(Stored entries)
--- start ---

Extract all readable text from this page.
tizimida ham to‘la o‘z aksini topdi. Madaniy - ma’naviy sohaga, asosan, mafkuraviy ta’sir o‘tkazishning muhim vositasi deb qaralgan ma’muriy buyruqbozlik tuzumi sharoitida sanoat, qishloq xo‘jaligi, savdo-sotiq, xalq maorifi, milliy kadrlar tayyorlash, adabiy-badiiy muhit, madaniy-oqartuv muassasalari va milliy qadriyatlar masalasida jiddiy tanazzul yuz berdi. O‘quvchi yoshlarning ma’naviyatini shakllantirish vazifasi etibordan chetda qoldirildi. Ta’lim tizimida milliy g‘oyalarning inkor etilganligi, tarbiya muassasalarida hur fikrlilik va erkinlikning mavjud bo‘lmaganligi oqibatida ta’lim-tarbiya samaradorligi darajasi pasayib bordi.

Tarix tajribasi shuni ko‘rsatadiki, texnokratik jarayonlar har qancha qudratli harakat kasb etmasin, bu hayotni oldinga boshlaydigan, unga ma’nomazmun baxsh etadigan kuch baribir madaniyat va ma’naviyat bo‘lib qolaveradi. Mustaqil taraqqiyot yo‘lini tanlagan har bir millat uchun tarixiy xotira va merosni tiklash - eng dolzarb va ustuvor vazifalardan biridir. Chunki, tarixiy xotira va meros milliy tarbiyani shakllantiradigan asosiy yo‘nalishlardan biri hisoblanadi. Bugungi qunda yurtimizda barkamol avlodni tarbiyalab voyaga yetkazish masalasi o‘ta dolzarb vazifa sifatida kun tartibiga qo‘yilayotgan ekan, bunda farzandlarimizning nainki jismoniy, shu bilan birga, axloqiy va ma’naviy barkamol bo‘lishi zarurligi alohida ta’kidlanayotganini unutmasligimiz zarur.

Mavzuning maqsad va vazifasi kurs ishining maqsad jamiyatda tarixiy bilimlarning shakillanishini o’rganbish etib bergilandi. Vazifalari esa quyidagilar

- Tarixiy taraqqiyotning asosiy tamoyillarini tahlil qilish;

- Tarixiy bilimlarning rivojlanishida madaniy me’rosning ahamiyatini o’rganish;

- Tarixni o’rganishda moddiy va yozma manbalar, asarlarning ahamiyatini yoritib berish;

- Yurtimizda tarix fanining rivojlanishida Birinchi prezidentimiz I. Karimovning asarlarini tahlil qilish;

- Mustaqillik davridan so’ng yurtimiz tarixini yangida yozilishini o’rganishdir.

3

--- end ---

**DIRECTIONS**
Pick out and copy every line that contains the word "rivojlanishida".

**FINISHED ANSWER**
- Tarixiy bilimlarning rivojlanishida madaniy me’rosning ahamiyatini o’rganish;
- Yurtimizda tarix fanining rivojlanishida Birinchi prezidentimiz I. Karimovning asarlarini tahlil qilish;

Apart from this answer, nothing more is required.